» Directions for this task: Copy out every one of the following lines word for word, leaving out the pictures.

» Provided data:

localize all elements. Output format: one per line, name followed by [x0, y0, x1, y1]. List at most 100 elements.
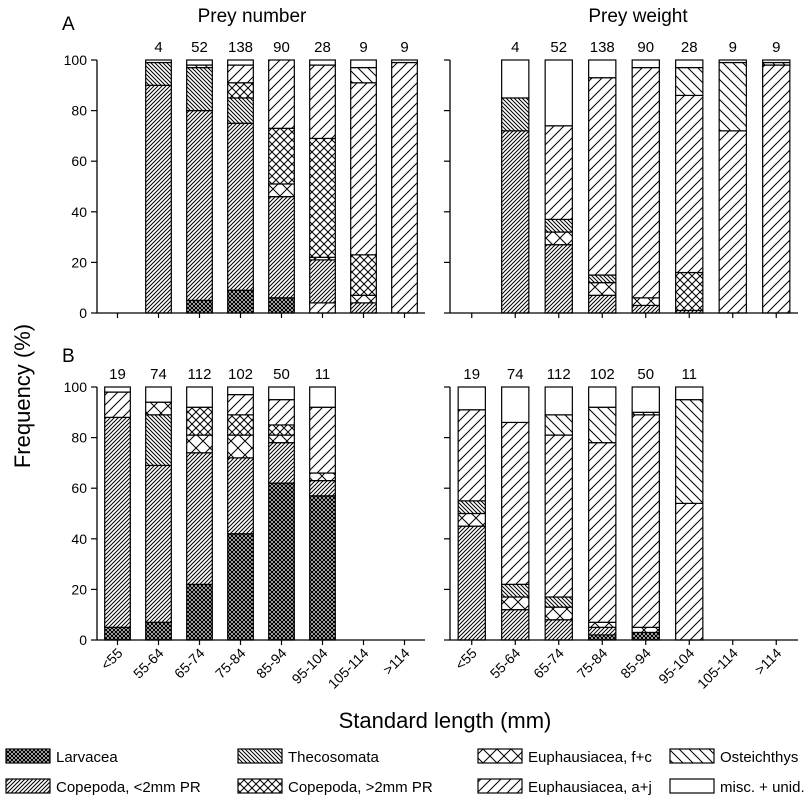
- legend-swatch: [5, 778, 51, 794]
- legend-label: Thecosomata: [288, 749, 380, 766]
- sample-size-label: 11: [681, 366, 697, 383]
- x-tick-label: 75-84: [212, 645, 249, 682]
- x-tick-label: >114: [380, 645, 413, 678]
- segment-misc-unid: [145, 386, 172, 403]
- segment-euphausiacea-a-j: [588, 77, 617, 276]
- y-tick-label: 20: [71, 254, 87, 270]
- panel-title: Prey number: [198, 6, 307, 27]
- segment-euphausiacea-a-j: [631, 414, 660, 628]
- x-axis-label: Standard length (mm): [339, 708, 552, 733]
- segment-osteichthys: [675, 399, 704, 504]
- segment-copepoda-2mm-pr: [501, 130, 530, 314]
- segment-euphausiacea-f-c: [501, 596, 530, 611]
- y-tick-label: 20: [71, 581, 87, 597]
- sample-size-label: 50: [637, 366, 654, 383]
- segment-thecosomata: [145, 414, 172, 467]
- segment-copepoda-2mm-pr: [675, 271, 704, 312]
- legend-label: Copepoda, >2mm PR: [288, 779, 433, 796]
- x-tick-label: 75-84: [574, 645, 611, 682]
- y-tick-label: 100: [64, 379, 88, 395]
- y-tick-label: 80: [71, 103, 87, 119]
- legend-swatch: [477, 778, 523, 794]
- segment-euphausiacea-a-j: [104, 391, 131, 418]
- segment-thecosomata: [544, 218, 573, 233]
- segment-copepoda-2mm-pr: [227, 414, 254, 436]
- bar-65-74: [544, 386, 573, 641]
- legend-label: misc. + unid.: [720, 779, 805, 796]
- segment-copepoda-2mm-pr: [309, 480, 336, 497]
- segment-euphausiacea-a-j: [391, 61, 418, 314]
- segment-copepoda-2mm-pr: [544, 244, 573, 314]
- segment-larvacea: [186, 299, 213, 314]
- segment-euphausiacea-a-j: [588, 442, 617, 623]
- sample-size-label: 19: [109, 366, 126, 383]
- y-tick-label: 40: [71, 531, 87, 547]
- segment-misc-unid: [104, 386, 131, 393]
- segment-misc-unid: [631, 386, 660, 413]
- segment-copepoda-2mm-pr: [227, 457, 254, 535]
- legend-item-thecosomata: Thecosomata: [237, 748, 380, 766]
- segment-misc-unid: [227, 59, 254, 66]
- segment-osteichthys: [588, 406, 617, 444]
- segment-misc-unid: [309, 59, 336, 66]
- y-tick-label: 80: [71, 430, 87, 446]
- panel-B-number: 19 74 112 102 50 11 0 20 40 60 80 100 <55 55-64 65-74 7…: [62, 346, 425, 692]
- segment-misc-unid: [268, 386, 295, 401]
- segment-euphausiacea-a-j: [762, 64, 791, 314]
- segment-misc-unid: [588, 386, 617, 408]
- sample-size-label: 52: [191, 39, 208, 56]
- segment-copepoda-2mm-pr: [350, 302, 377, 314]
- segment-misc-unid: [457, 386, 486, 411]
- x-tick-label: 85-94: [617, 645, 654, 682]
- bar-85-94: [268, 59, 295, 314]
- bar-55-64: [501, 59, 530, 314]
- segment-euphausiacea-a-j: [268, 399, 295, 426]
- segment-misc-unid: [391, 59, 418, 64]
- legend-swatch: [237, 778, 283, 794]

» Expected answer:
localize all elements. Output format: one per line, name followed by [x0, y0, x1, y1]. List at most 100 elements.
- legend-swatch: [5, 778, 51, 794]
- legend-label: Thecosomata: [288, 749, 380, 766]
- sample-size-label: 11: [681, 366, 697, 383]
- x-tick-label: 75-84: [212, 645, 249, 682]
- x-tick-label: >114: [380, 645, 413, 678]
- segment-misc-unid: [145, 386, 172, 403]
- segment-euphausiacea-a-j: [588, 77, 617, 276]
- y-tick-label: 20: [71, 254, 87, 270]
- panel-title: Prey number: [198, 6, 307, 27]
- segment-euphausiacea-a-j: [631, 414, 660, 628]
- x-axis-label: Standard length (mm): [339, 708, 552, 733]
- segment-osteichthys: [675, 399, 704, 504]
- segment-copepoda-2mm-pr: [501, 130, 530, 314]
- segment-euphausiacea-f-c: [501, 596, 530, 611]
- y-tick-label: 20: [71, 581, 87, 597]
- sample-size-label: 50: [637, 366, 654, 383]
- segment-thecosomata: [145, 414, 172, 467]
- segment-copepoda-2mm-pr: [675, 271, 704, 312]
- legend-label: Copepoda, >2mm PR: [288, 779, 433, 796]
- x-tick-label: 75-84: [574, 645, 611, 682]
- y-tick-label: 100: [64, 379, 88, 395]
- y-tick-label: 80: [71, 103, 87, 119]
- legend-swatch: [477, 778, 523, 794]
- segment-euphausiacea-a-j: [104, 391, 131, 418]
- segment-thecosomata: [544, 218, 573, 233]
- segment-copepoda-2mm-pr: [227, 414, 254, 436]
- bar-65-74: [544, 386, 573, 641]
- legend-label: misc. + unid.: [720, 779, 805, 796]
- segment-copepoda-2mm-pr: [309, 480, 336, 497]
- segment-euphausiacea-a-j: [391, 61, 418, 314]
- segment-copepoda-2mm-pr: [544, 244, 573, 314]
- segment-larvacea: [186, 299, 213, 314]
- segment-euphausiacea-a-j: [588, 442, 617, 623]
- sample-size-label: 19: [109, 366, 126, 383]
- y-tick-label: 40: [71, 531, 87, 547]
- segment-misc-unid: [104, 386, 131, 393]
- segment-misc-unid: [631, 386, 660, 413]
- segment-copepoda-2mm-pr: [227, 457, 254, 535]
- legend-item-thecosomata: Thecosomata: [237, 748, 380, 766]
- segment-misc-unid: [227, 59, 254, 66]
- segment-osteichthys: [588, 406, 617, 444]
- segment-misc-unid: [309, 59, 336, 66]
- y-tick-label: 80: [71, 430, 87, 446]
- panel-B-number: 19 74 112 102 50 11 0 20 40 60 80 100 <55 55-64 65-74 7…: [62, 346, 425, 692]
- segment-misc-unid: [268, 386, 295, 401]
- segment-euphausiacea-a-j: [762, 64, 791, 314]
- segment-misc-unid: [588, 386, 617, 408]
- sample-size-label: 52: [191, 39, 208, 56]
- segment-copepoda-2mm-pr: [350, 302, 377, 314]
- segment-misc-unid: [457, 386, 486, 411]
- x-tick-label: 85-94: [617, 645, 654, 682]
- bar-85-94: [268, 59, 295, 314]
- bar-55-64: [501, 59, 530, 314]
- segment-euphausiacea-a-j: [268, 399, 295, 426]
- segment-misc-unid: [391, 59, 418, 64]
- legend-swatch: [237, 778, 283, 794]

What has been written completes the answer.